'''

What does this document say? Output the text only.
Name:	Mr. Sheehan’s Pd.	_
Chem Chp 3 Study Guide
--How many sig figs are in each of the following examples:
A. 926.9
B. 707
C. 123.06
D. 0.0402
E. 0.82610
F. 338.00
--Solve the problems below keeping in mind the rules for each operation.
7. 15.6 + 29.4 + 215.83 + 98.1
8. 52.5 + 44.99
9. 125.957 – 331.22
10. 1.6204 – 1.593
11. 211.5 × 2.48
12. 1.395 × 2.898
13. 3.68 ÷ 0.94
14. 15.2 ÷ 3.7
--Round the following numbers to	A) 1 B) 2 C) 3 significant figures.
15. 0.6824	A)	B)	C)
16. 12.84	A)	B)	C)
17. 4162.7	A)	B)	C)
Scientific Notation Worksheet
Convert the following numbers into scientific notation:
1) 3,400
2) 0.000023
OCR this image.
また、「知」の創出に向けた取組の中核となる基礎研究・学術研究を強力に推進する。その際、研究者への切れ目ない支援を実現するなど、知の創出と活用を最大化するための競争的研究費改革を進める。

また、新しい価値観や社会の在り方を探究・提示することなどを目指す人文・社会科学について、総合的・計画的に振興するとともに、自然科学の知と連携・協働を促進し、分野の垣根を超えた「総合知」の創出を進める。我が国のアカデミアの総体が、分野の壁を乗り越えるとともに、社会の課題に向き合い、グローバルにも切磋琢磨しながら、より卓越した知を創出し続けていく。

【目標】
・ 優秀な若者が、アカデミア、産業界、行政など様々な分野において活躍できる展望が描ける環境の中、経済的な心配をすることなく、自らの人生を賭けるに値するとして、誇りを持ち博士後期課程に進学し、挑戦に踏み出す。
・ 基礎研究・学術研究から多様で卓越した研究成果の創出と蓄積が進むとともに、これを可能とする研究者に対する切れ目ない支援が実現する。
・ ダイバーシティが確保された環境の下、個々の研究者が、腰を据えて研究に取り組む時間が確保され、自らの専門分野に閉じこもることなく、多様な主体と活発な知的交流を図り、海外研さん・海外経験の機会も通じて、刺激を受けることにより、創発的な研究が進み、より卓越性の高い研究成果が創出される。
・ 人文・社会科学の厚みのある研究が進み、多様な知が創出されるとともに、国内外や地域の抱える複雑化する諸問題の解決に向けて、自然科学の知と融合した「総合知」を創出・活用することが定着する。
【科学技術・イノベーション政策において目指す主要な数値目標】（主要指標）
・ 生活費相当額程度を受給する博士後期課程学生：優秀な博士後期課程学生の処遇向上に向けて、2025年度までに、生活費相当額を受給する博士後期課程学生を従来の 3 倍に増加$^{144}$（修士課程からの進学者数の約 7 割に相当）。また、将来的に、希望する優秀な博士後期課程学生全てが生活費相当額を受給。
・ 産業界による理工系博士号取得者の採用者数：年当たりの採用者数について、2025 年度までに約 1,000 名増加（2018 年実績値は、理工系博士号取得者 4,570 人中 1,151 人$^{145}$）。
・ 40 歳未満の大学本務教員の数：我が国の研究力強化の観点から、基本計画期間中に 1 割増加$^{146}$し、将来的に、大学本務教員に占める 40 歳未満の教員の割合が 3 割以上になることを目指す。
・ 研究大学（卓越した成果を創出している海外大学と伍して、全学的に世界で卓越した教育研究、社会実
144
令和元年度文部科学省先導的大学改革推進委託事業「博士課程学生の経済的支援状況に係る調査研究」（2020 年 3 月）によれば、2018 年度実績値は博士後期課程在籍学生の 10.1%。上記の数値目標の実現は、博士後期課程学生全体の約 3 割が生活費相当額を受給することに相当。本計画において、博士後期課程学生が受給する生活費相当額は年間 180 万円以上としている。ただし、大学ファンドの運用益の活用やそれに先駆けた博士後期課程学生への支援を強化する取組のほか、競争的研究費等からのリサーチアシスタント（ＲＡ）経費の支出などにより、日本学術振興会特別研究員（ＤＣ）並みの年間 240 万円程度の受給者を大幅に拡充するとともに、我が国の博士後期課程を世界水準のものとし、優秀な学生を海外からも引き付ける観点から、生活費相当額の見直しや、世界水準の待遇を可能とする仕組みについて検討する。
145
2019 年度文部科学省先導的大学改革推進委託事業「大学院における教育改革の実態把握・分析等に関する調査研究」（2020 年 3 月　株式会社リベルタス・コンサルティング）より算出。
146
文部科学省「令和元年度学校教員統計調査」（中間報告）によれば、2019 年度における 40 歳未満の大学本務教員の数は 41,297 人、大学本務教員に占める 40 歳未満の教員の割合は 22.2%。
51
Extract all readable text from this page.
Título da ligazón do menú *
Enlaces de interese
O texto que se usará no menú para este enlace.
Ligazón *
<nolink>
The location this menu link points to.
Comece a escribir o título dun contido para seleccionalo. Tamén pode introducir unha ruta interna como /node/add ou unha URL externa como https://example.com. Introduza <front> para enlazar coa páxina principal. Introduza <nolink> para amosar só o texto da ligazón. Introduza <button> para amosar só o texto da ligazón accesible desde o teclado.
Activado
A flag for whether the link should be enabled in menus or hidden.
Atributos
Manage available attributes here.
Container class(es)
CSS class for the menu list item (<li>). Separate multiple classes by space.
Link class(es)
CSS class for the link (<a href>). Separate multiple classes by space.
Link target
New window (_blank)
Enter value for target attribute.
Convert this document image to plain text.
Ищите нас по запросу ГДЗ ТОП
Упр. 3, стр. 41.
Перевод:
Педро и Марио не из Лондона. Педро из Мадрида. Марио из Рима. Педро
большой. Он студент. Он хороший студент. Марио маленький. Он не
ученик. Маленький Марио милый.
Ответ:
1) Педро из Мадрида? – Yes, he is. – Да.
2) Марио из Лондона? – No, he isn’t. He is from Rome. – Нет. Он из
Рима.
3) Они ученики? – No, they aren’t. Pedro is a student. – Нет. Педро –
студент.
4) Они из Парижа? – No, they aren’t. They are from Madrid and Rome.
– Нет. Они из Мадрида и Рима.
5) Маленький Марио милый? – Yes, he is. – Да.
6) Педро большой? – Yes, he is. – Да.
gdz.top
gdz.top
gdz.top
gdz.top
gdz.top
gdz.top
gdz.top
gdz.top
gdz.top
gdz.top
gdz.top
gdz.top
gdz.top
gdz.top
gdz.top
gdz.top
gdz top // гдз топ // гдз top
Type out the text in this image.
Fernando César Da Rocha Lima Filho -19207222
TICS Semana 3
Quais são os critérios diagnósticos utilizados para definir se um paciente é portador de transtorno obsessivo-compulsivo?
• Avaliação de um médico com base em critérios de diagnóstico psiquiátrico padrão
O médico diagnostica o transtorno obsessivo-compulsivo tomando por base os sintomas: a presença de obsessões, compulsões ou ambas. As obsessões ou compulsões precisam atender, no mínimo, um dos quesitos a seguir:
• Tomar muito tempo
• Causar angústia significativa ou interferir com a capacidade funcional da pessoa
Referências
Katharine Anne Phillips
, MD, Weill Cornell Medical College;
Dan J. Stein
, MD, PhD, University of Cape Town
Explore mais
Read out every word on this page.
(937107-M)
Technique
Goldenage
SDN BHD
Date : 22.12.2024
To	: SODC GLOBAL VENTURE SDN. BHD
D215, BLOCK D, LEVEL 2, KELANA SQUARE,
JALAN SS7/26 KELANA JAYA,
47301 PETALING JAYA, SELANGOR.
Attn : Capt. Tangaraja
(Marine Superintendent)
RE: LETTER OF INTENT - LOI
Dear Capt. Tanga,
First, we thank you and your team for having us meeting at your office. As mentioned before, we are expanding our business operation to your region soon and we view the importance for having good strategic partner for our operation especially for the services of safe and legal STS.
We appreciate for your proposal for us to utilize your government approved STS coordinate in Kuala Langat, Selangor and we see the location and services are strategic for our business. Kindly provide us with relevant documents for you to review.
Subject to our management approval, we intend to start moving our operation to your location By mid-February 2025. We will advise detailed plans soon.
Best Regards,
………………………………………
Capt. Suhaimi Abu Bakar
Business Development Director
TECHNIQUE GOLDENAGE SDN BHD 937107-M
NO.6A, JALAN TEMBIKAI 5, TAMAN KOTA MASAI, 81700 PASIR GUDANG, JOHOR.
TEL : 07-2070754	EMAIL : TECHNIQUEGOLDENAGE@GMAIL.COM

'''

Goal: Tally the lines of the records holding the word "class", then state only the tally.

Output of the exercise: 4